## Written exercise
Only a number is wanted: how many lines in the listing contain the word "tokensLabel"?
-- start Data --
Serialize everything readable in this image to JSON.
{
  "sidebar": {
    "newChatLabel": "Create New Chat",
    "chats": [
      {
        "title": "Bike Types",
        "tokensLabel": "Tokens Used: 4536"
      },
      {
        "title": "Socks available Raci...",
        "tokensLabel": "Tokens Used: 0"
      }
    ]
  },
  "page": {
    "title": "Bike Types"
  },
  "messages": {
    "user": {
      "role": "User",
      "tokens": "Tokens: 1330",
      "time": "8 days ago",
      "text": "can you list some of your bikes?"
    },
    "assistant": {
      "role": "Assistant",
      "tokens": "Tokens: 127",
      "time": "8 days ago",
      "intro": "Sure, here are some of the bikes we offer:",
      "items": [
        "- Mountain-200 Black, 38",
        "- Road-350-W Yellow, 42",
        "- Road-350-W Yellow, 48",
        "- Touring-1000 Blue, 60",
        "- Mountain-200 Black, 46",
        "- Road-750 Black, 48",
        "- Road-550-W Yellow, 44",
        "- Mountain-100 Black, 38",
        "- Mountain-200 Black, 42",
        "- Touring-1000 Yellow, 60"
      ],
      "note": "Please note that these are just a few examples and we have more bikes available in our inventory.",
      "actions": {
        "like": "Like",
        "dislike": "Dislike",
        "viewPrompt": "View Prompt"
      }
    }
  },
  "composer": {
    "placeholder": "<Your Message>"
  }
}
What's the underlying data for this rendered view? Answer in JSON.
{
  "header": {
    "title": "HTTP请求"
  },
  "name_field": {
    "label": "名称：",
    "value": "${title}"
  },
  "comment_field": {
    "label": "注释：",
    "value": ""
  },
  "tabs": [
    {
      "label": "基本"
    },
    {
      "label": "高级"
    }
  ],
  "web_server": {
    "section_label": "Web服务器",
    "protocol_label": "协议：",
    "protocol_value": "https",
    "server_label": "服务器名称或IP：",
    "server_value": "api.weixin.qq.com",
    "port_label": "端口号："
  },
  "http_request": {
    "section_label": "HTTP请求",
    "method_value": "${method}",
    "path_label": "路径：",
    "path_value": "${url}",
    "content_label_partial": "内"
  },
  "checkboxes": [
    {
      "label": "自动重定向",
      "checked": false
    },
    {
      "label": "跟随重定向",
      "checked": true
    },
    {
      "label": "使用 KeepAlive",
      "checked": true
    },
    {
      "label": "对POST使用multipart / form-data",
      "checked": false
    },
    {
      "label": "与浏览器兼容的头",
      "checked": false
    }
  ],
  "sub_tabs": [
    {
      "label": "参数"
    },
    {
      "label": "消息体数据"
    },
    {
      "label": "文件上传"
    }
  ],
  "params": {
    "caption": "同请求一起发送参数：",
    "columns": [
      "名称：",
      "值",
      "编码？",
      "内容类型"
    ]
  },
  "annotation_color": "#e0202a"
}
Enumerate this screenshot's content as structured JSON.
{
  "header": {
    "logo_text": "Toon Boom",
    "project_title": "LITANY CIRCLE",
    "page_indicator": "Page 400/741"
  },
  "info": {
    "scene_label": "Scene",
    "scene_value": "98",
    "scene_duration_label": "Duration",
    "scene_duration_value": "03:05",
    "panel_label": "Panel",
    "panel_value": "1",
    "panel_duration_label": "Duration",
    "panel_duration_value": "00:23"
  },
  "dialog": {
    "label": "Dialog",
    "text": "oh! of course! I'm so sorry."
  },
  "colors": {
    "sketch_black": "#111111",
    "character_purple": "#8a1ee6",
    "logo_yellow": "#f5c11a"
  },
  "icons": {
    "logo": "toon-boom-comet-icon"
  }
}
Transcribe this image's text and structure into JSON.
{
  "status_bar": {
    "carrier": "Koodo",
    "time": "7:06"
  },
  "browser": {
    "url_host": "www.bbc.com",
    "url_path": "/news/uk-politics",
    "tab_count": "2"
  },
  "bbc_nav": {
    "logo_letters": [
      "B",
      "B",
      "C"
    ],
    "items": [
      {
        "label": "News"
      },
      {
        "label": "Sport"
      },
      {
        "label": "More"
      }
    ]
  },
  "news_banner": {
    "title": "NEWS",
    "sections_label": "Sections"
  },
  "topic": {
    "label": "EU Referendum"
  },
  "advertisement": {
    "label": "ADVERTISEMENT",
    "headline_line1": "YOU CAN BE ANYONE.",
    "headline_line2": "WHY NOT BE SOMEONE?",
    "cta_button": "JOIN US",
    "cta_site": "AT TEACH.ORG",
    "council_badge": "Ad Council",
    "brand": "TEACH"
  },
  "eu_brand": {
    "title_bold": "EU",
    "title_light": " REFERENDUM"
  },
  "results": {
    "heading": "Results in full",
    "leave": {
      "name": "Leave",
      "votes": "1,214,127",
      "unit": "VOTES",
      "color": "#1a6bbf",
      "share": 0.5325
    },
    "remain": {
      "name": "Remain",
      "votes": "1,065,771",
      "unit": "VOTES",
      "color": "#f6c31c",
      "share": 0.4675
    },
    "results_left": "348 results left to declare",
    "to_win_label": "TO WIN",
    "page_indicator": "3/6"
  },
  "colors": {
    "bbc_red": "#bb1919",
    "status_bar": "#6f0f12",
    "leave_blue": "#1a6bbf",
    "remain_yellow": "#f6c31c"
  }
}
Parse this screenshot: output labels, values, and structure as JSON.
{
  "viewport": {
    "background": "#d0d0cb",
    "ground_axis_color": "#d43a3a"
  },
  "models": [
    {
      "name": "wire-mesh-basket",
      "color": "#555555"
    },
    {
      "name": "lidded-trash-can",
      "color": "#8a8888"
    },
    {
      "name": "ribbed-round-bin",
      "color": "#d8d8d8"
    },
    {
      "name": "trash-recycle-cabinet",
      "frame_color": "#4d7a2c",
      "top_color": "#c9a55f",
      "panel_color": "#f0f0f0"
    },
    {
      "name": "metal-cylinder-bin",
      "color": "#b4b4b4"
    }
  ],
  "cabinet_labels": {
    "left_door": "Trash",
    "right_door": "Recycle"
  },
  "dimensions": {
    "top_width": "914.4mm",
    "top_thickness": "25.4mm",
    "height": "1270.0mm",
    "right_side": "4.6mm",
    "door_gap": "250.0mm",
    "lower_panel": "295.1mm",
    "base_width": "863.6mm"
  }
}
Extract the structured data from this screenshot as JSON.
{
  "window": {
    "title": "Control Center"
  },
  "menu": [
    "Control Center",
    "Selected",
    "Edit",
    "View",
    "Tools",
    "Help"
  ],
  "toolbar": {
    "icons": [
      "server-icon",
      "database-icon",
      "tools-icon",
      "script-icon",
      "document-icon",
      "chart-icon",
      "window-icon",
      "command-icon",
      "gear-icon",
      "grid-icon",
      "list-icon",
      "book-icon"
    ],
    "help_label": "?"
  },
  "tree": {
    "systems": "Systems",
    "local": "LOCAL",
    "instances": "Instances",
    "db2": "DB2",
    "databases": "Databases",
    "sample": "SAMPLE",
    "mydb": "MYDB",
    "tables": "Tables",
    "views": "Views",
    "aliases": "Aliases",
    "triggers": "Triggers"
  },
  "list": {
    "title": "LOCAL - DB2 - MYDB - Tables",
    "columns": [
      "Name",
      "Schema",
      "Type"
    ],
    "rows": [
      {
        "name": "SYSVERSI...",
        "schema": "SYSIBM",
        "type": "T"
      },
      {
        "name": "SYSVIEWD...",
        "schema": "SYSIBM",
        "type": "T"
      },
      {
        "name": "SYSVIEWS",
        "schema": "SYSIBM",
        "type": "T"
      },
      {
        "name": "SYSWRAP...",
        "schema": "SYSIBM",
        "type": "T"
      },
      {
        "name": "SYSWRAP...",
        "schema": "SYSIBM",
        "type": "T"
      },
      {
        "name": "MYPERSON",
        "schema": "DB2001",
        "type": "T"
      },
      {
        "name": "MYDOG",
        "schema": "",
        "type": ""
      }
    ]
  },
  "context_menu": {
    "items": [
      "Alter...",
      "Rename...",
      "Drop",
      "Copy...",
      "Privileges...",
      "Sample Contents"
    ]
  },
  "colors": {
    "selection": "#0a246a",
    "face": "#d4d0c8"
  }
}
-- end Data --
## Answer to the exercise
2